Problem requirements »
Set down every line of the data exactly, skipping the pictures.

[Saved data entries]
*** Begin section ***

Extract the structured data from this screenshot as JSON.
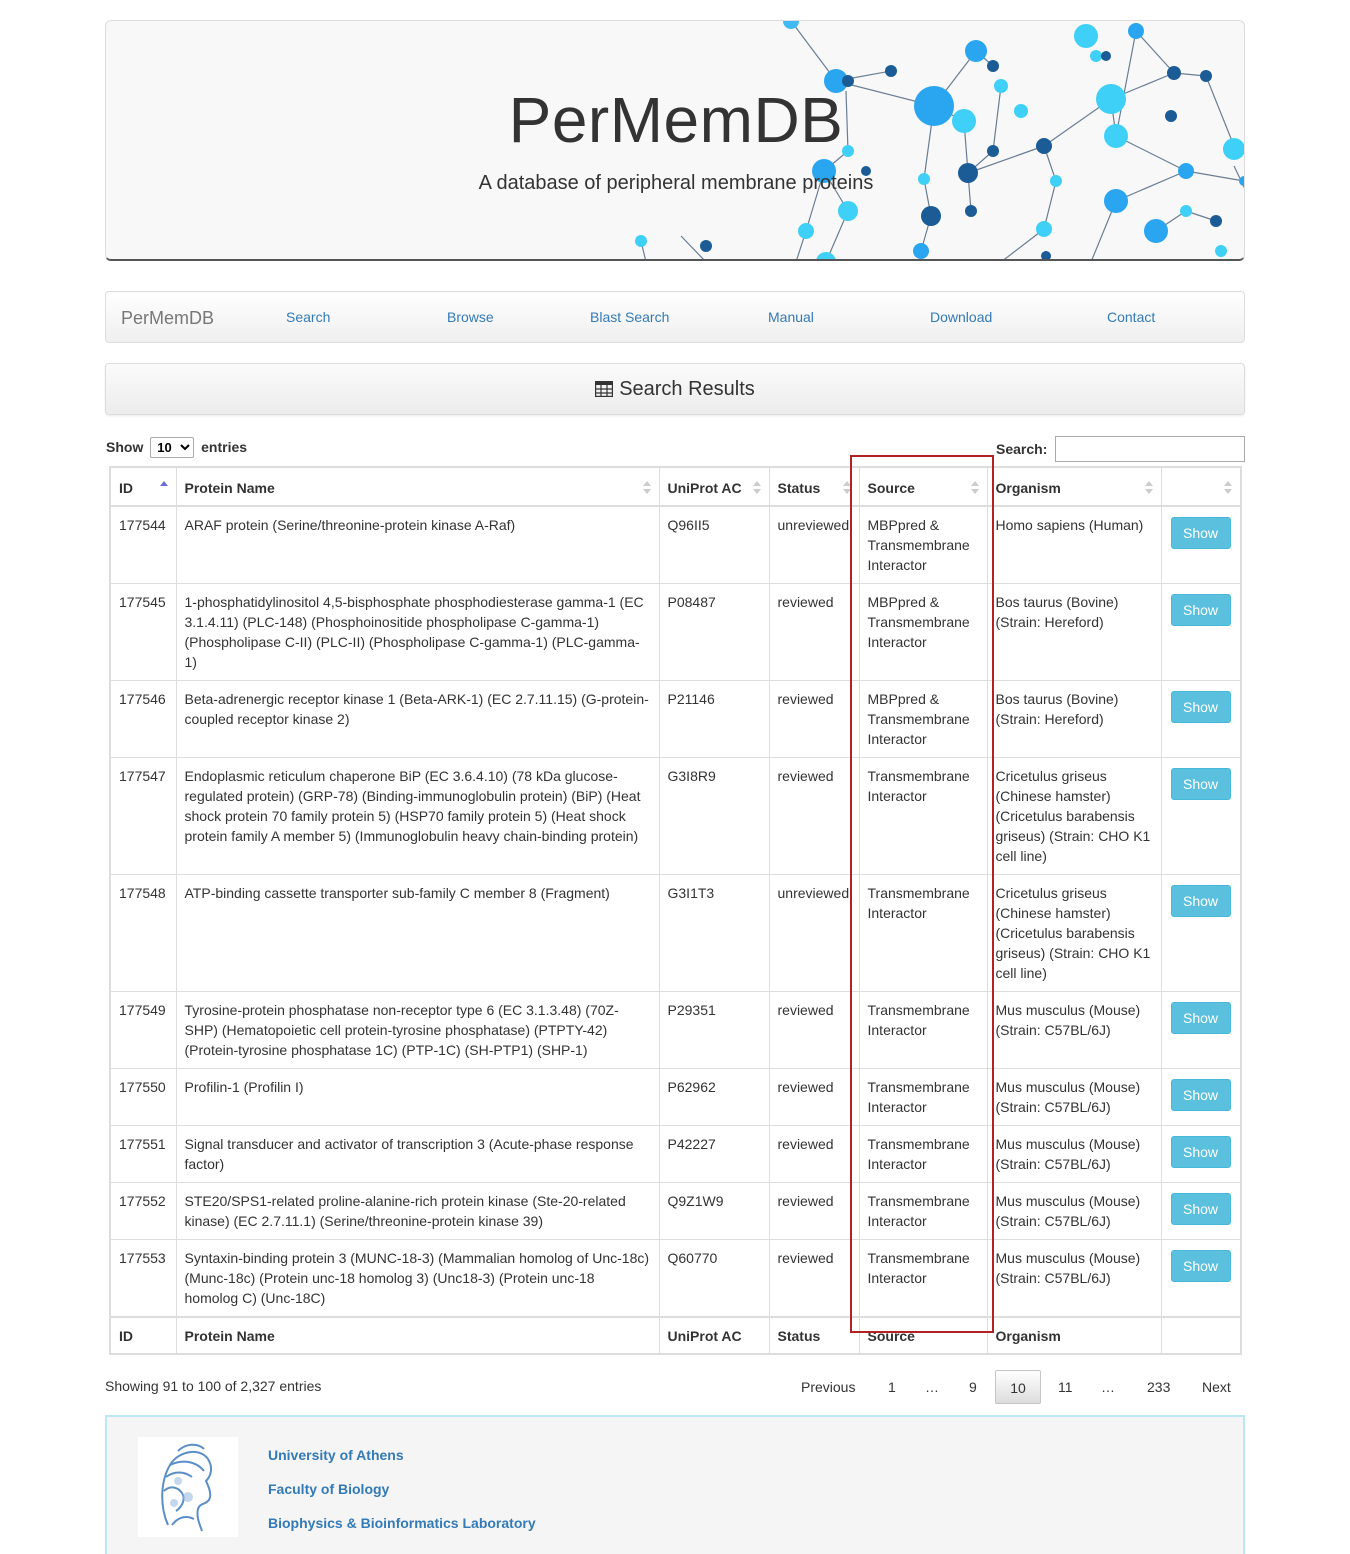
{
  "banner": {
    "title": "PerMemDB",
    "subtitle": "A database of peripheral membrane proteins"
  },
  "navbar": {
    "brand": "PerMemDB",
    "links": [
      "Search",
      "Browse",
      "Blast Search",
      "Manual",
      "Download",
      "Contact"
    ]
  },
  "panel": {
    "title": "Search Results",
    "icon": "table-icon"
  },
  "controls": {
    "show_label": "Show",
    "entries_label": "entries",
    "page_length": "10",
    "search_label": "Search:",
    "search_value": ""
  },
  "table": {
    "columns": [
      "ID",
      "Protein Name",
      "UniProt AC",
      "Status",
      "Source",
      "Organism",
      ""
    ],
    "button_label": "Show",
    "rows": [
      {
        "id": "177544",
        "name": "ARAF protein (Serine/threonine-protein kinase A-Raf)",
        "ac": "Q96II5",
        "status": "unreviewed",
        "source": "MBPpred & Transmembrane Interactor",
        "organism": "Homo sapiens (Human)"
      },
      {
        "id": "177545",
        "name": "1-phosphatidylinositol 4,5-bisphosphate phosphodiesterase gamma-1 (EC 3.1.4.11) (PLC-148) (Phosphoinositide phospholipase C-gamma-1) (Phospholipase C-II) (PLC-II) (Phospholipase C-gamma-1) (PLC-gamma-1)",
        "ac": "P08487",
        "status": "reviewed",
        "source": "MBPpred & Transmembrane Interactor",
        "organism": "Bos taurus (Bovine) (Strain: Hereford)"
      },
      {
        "id": "177546",
        "name": "Beta-adrenergic receptor kinase 1 (Beta-ARK-1) (EC 2.7.11.15) (G-protein-coupled receptor kinase 2)",
        "ac": "P21146",
        "status": "reviewed",
        "source": "MBPpred & Transmembrane Interactor",
        "organism": "Bos taurus (Bovine) (Strain: Hereford)"
      },
      {
        "id": "177547",
        "name": "Endoplasmic reticulum chaperone BiP (EC 3.6.4.10) (78 kDa glucose-regulated protein) (GRP-78) (Binding-immunoglobulin protein) (BiP) (Heat shock protein 70 family protein 5) (HSP70 family protein 5) (Heat shock protein family A member 5) (Immunoglobulin heavy chain-binding protein)",
        "ac": "G3I8R9",
        "status": "reviewed",
        "source": "Transmembrane Interactor",
        "organism": "Cricetulus griseus (Chinese hamster) (Cricetulus barabensis griseus) (Strain: CHO K1 cell line)"
      },
      {
        "id": "177548",
        "name": "ATP-binding cassette transporter sub-family C member 8 (Fragment)",
        "ac": "G3I1T3",
        "status": "unreviewed",
        "source": "Transmembrane Interactor",
        "organism": "Cricetulus griseus (Chinese hamster) (Cricetulus barabensis griseus) (Strain: CHO K1 cell line)"
      },
      {
        "id": "177549",
        "name": "Tyrosine-protein phosphatase non-receptor type 6 (EC 3.1.3.48) (70Z-SHP) (Hematopoietic cell protein-tyrosine phosphatase) (PTPTY-42) (Protein-tyrosine phosphatase 1C) (PTP-1C) (SH-PTP1) (SHP-1)",
        "ac": "P29351",
        "status": "reviewed",
        "source": "Transmembrane Interactor",
        "organism": "Mus musculus (Mouse) (Strain: C57BL/6J)"
      },
      {
        "id": "177550",
        "name": "Profilin-1 (Profilin I)",
        "ac": "P62962",
        "status": "reviewed",
        "source": "Transmembrane Interactor",
        "organism": "Mus musculus (Mouse) (Strain: C57BL/6J)"
      },
      {
        "id": "177551",
        "name": "Signal transducer and activator of transcription 3 (Acute-phase response factor)",
        "ac": "P42227",
        "status": "reviewed",
        "source": "Transmembrane Interactor",
        "organism": "Mus musculus (Mouse) (Strain: C57BL/6J)"
      },
      {
        "id": "177552",
        "name": "STE20/SPS1-related proline-alanine-rich protein kinase (Ste-20-related kinase) (EC 2.7.11.1) (Serine/threonine-protein kinase 39)",
        "ac": "Q9Z1W9",
        "status": "reviewed",
        "source": "Transmembrane Interactor",
        "organism": "Mus musculus (Mouse) (Strain: C57BL/6J)"
      },
      {
        "id": "177553",
        "name": "Syntaxin-binding protein 3 (MUNC-18-3) (Mammalian homolog of Unc-18c) (Munc-18c) (Protein unc-18 homolog 3) (Unc18-3) (Protein unc-18 homolog C) (Unc-18C)",
        "ac": "Q60770",
        "status": "reviewed",
        "source": "Transmembrane Interactor",
        "organism": "Mus musculus (Mouse) (Strain: C57BL/6J)"
      }
    ]
  },
  "info": "Showing 91 to 100 of 2,327 entries",
  "pagination": {
    "previous": "Previous",
    "pages": [
      "1",
      "…",
      "9",
      "10",
      "11",
      "…",
      "233"
    ],
    "current": "10",
    "next": "Next"
  },
  "footer": {
    "links": [
      "University of Athens",
      "Faculty of Biology",
      "Biophysics & Bioinformatics Laboratory"
    ],
    "logo": "athena-head-logo"
  },
  "colors": {
    "link": "#337ab7",
    "button": "#5bc0de",
    "highlight": "#b22222",
    "footer_border": "#bce8f1"
  }
}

*** End section ***

Exercise solution »
Extract the structured data from this screenshot as JSON.
{
  "banner": {
    "title": "PerMemDB",
    "subtitle": "A database of peripheral membrane proteins"
  },
  "navbar": {
    "brand": "PerMemDB",
    "links": [
      "Search",
      "Browse",
      "Blast Search",
      "Manual",
      "Download",
      "Contact"
    ]
  },
  "panel": {
    "title": "Search Results",
    "icon": "table-icon"
  },
  "controls": {
    "show_label": "Show",
    "entries_label": "entries",
    "page_length": "10",
    "search_label": "Search:",
    "search_value": ""
  },
  "table": {
    "columns": [
      "ID",
      "Protein Name",
      "UniProt AC",
      "Status",
      "Source",
      "Organism",
      ""
    ],
    "button_label": "Show",
    "rows": [
      {
        "id": "177544",
        "name": "ARAF protein (Serine/threonine-protein kinase A-Raf)",
        "ac": "Q96II5",
        "status": "unreviewed",
        "source": "MBPpred & Transmembrane Interactor",
        "organism": "Homo sapiens (Human)"
      },
      {
        "id": "177545",
        "name": "1-phosphatidylinositol 4,5-bisphosphate phosphodiesterase gamma-1 (EC 3.1.4.11) (PLC-148) (Phosphoinositide phospholipase C-gamma-1) (Phospholipase C-II) (PLC-II) (Phospholipase C-gamma-1) (PLC-gamma-1)",
        "ac": "P08487",
        "status": "reviewed",
        "source": "MBPpred & Transmembrane Interactor",
        "organism": "Bos taurus (Bovine) (Strain: Hereford)"
      },
      {
        "id": "177546",
        "name": "Beta-adrenergic receptor kinase 1 (Beta-ARK-1) (EC 2.7.11.15) (G-protein-coupled receptor kinase 2)",
        "ac": "P21146",
        "status": "reviewed",
        "source": "MBPpred & Transmembrane Interactor",
        "organism": "Bos taurus (Bovine) (Strain: Hereford)"
      },
      {
        "id": "177547",
        "name": "Endoplasmic reticulum chaperone BiP (EC 3.6.4.10) (78 kDa glucose-regulated protein) (GRP-78) (Binding-immunoglobulin protein) (BiP) (Heat shock protein 70 family protein 5) (HSP70 family protein 5) (Heat shock protein family A member 5) (Immunoglobulin heavy chain-binding protein)",
        "ac": "G3I8R9",
        "status": "reviewed",
        "source": "Transmembrane Interactor",
        "organism": "Cricetulus griseus (Chinese hamster) (Cricetulus barabensis griseus) (Strain: CHO K1 cell line)"
      },
      {
        "id": "177548",
        "name": "ATP-binding cassette transporter sub-family C member 8 (Fragment)",
        "ac": "G3I1T3",
        "status": "unreviewed",
        "source": "Transmembrane Interactor",
        "organism": "Cricetulus griseus (Chinese hamster) (Cricetulus barabensis griseus) (Strain: CHO K1 cell line)"
      },
      {
        "id": "177549",
        "name": "Tyrosine-protein phosphatase non-receptor type 6 (EC 3.1.3.48) (70Z-SHP) (Hematopoietic cell protein-tyrosine phosphatase) (PTPTY-42) (Protein-tyrosine phosphatase 1C) (PTP-1C) (SH-PTP1) (SHP-1)",
        "ac": "P29351",
        "status": "reviewed",
        "source": "Transmembrane Interactor",
        "organism": "Mus musculus (Mouse) (Strain: C57BL/6J)"
      },
      {
        "id": "177550",
        "name": "Profilin-1 (Profilin I)",
        "ac": "P62962",
        "status": "reviewed",
        "source": "Transmembrane Interactor",
        "organism": "Mus musculus (Mouse) (Strain: C57BL/6J)"
      },
      {
        "id": "177551",
        "name": "Signal transducer and activator of transcription 3 (Acute-phase response factor)",
        "ac": "P42227",
        "status": "reviewed",
        "source": "Transmembrane Interactor",
        "organism": "Mus musculus (Mouse) (Strain: C57BL/6J)"
      },
      {
        "id": "177552",
        "name": "STE20/SPS1-related proline-alanine-rich protein kinase (Ste-20-related kinase) (EC 2.7.11.1) (Serine/threonine-protein kinase 39)",
        "ac": "Q9Z1W9",
        "status": "reviewed",
        "source": "Transmembrane Interactor",
        "organism": "Mus musculus (Mouse) (Strain: C57BL/6J)"
      },
      {
        "id": "177553",
        "name": "Syntaxin-binding protein 3 (MUNC-18-3) (Mammalian homolog of Unc-18c) (Munc-18c) (Protein unc-18 homolog 3) (Unc18-3) (Protein unc-18 homolog C) (Unc-18C)",
        "ac": "Q60770",
        "status": "reviewed",
        "source": "Transmembrane Interactor",
        "organism": "Mus musculus (Mouse) (Strain: C57BL/6J)"
      }
    ]
  },
  "info": "Showing 91 to 100 of 2,327 entries",
  "pagination": {
    "previous": "Previous",
    "pages": [
      "1",
      "…",
      "9",
      "10",
      "11",
      "…",
      "233"
    ],
    "current": "10",
    "next": "Next"
  },
  "footer": {
    "links": [
      "University of Athens",
      "Faculty of Biology",
      "Biophysics & Bioinformatics Laboratory"
    ],
    "logo": "athena-head-logo"
  },
  "colors": {
    "link": "#337ab7",
    "button": "#5bc0de",
    "highlight": "#b22222",
    "footer_border": "#bce8f1"
  }
}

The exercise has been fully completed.